— begin Provided data —

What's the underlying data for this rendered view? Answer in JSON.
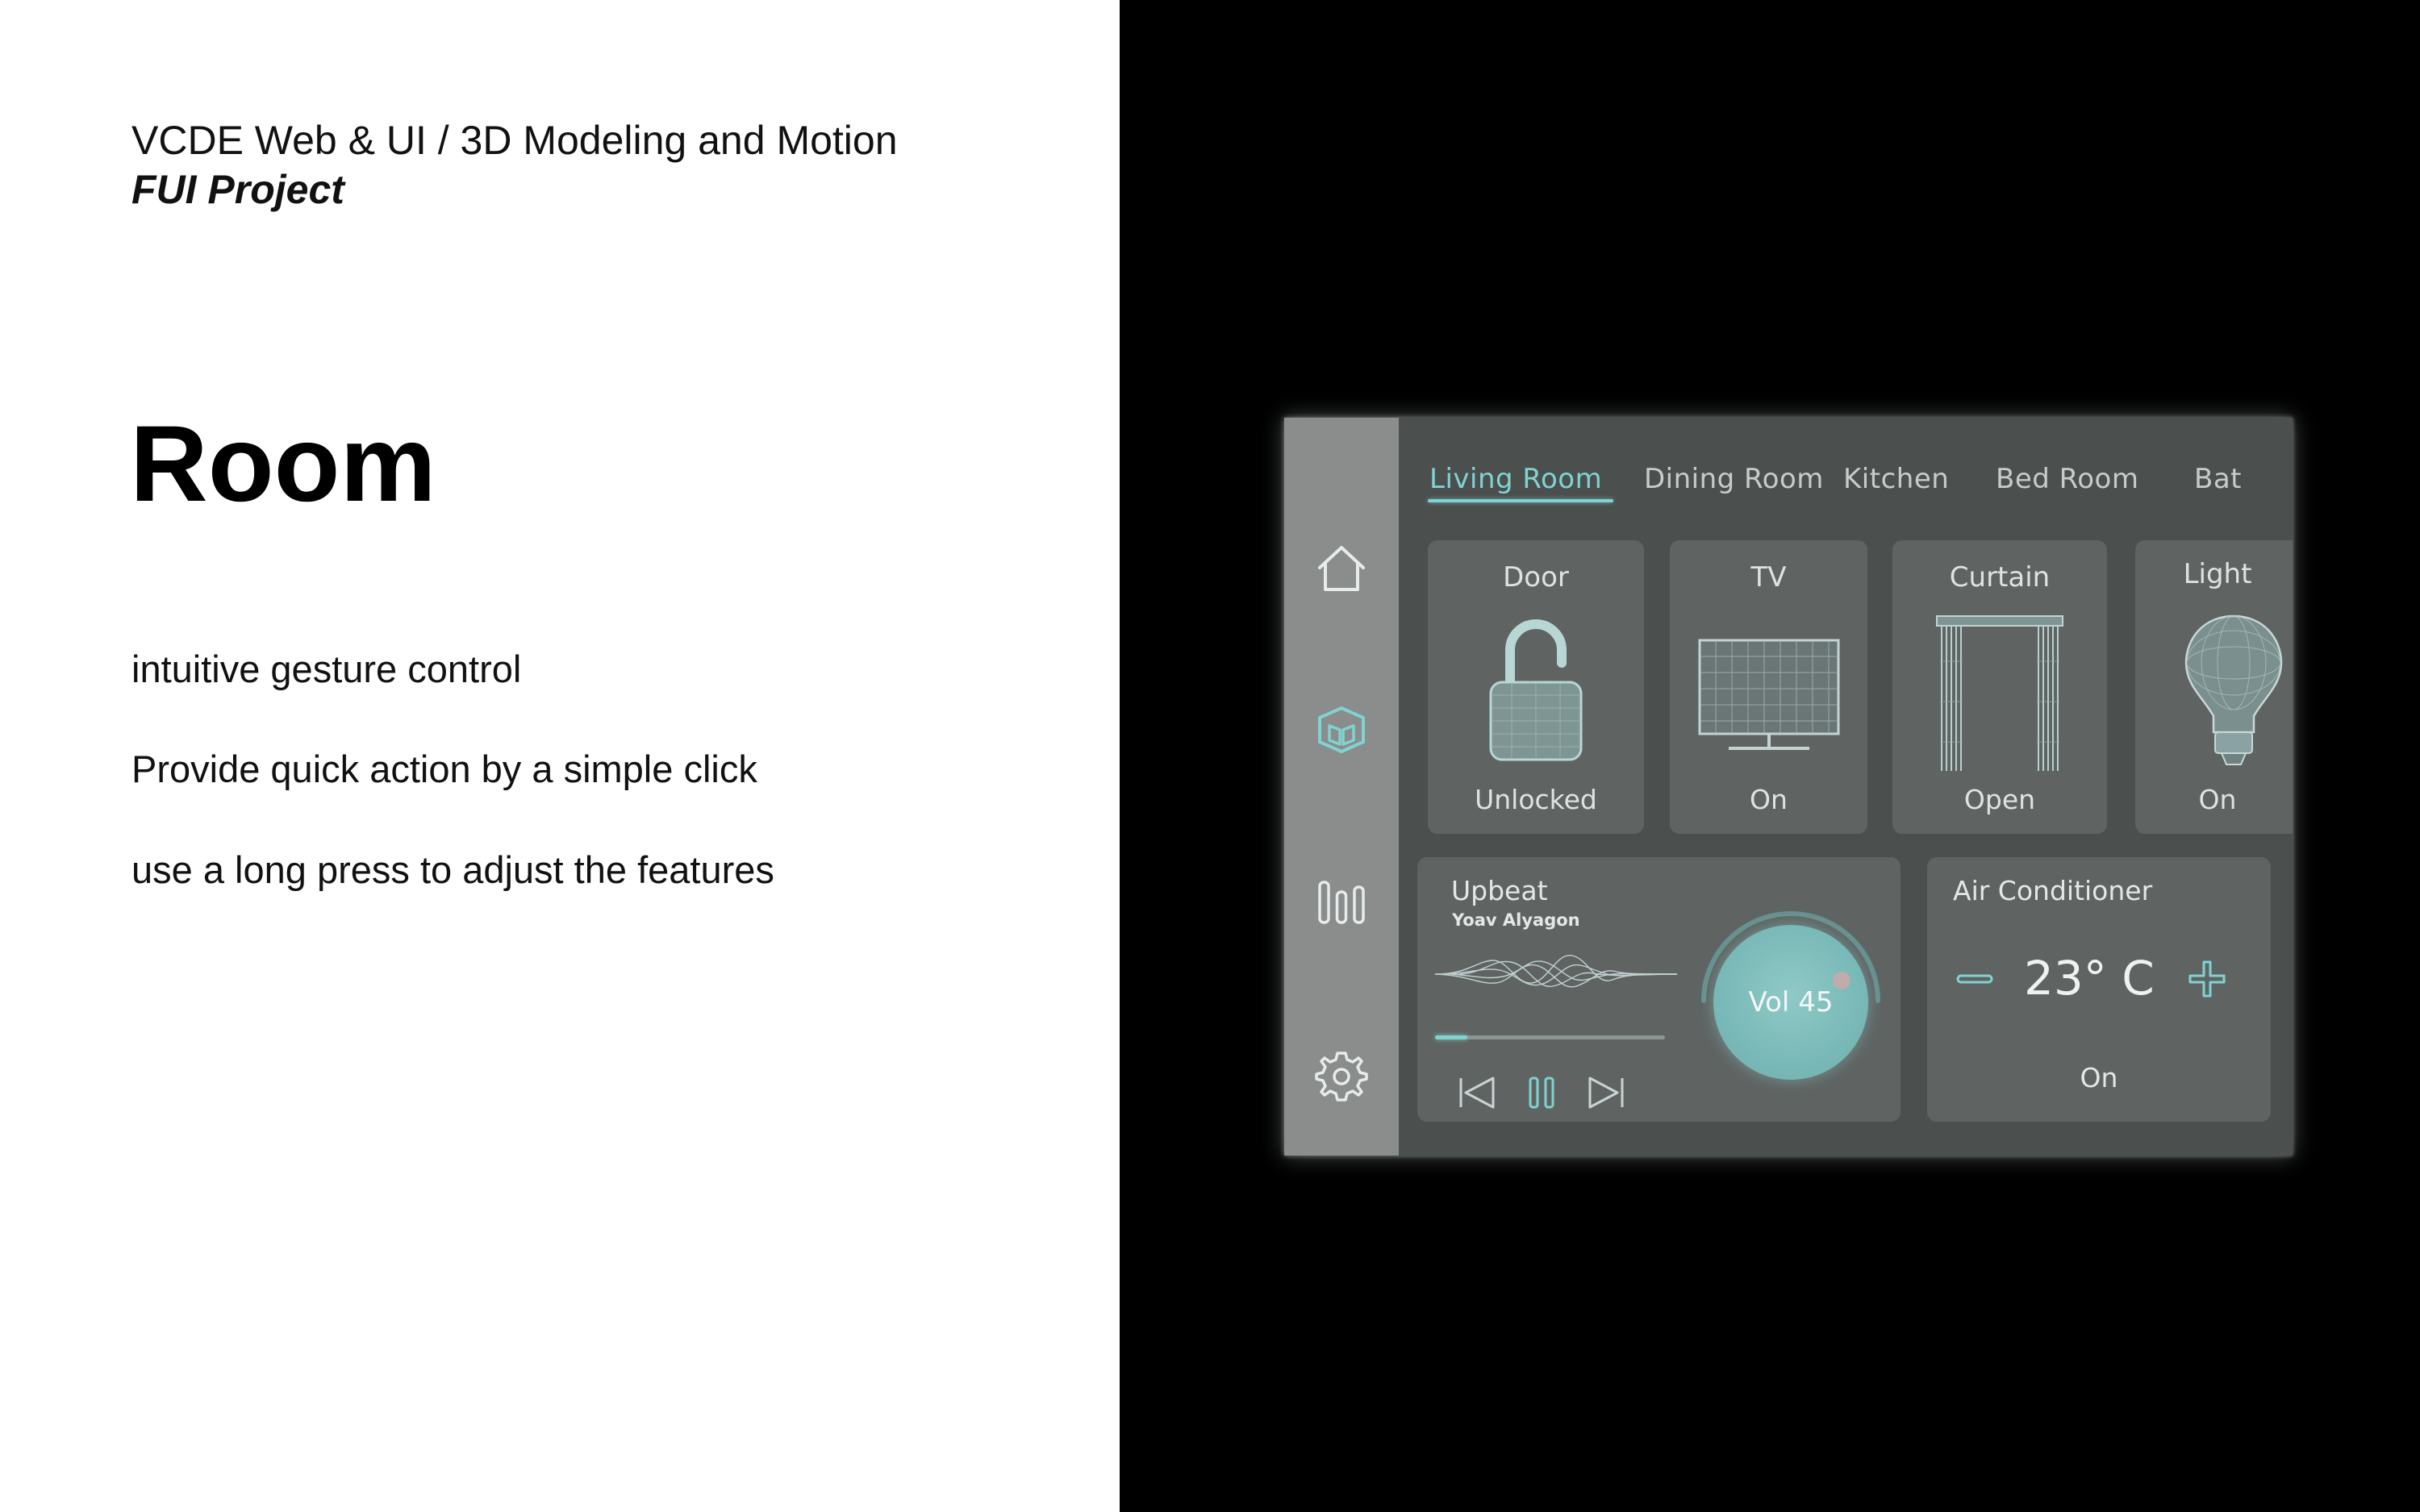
{
  "slide": {
    "course": "VCDE Web & UI / 3D Modeling and Motion",
    "project": "FUI Project",
    "heading": "Room",
    "features": [
      "intuitive gesture control",
      "Provide quick action by a simple click",
      "use a long press to adjust the features"
    ]
  },
  "app": {
    "accent_color": "#7fd3d1",
    "sidebar": {
      "items": [
        {
          "icon": "home-icon",
          "active": false
        },
        {
          "icon": "room-cube-icon",
          "active": true
        },
        {
          "icon": "stats-bars-icon",
          "active": false
        },
        {
          "icon": "gear-icon",
          "active": false
        }
      ]
    },
    "tabs": [
      {
        "label": "Living Room",
        "active": true
      },
      {
        "label": "Dining Room",
        "active": false
      },
      {
        "label": "Kitchen",
        "active": false
      },
      {
        "label": "Bed Room",
        "active": false
      },
      {
        "label": "Bat",
        "active": false
      }
    ],
    "devices": [
      {
        "title": "Door",
        "status": "Unlocked",
        "icon": "padlock-icon"
      },
      {
        "title": "TV",
        "status": "On",
        "icon": "tv-icon"
      },
      {
        "title": "Curtain",
        "status": "Open",
        "icon": "curtain-icon"
      },
      {
        "title": "Light",
        "status": "On",
        "icon": "lightbulb-icon"
      }
    ],
    "music": {
      "title": "Upbeat",
      "artist": "Yoav Alyagon",
      "progress": 0.14,
      "volume_label": "Vol 45",
      "volume": 45,
      "controls": [
        "previous-icon",
        "pause-icon",
        "next-icon"
      ]
    },
    "air_conditioner": {
      "title": "Air Conditioner",
      "temperature": "23° C",
      "status": "On"
    }
  }
}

— end Provided data —

=== Prompt ===
Pictures don't belong in the copy. Restate all the entries exactly.

=== Task answer ===
What's the underlying data for this rendered view? Answer in JSON.
{
  "slide": {
    "course": "VCDE Web & UI / 3D Modeling and Motion",
    "project": "FUI Project",
    "heading": "Room",
    "features": [
      "intuitive gesture control",
      "Provide quick action by a simple click",
      "use a long press to adjust the features"
    ]
  },
  "app": {
    "accent_color": "#7fd3d1",
    "sidebar": {
      "items": [
        {
          "icon": "home-icon",
          "active": false
        },
        {
          "icon": "room-cube-icon",
          "active": true
        },
        {
          "icon": "stats-bars-icon",
          "active": false
        },
        {
          "icon": "gear-icon",
          "active": false
        }
      ]
    },
    "tabs": [
      {
        "label": "Living Room",
        "active": true
      },
      {
        "label": "Dining Room",
        "active": false
      },
      {
        "label": "Kitchen",
        "active": false
      },
      {
        "label": "Bed Room",
        "active": false
      },
      {
        "label": "Bat",
        "active": false
      }
    ],
    "devices": [
      {
        "title": "Door",
        "status": "Unlocked",
        "icon": "padlock-icon"
      },
      {
        "title": "TV",
        "status": "On",
        "icon": "tv-icon"
      },
      {
        "title": "Curtain",
        "status": "Open",
        "icon": "curtain-icon"
      },
      {
        "title": "Light",
        "status": "On",
        "icon": "lightbulb-icon"
      }
    ],
    "music": {
      "title": "Upbeat",
      "artist": "Yoav Alyagon",
      "progress": 0.14,
      "volume_label": "Vol 45",
      "volume": 45,
      "controls": [
        "previous-icon",
        "pause-icon",
        "next-icon"
      ]
    },
    "air_conditioner": {
      "title": "Air Conditioner",
      "temperature": "23° C",
      "status": "On"
    }
  }
}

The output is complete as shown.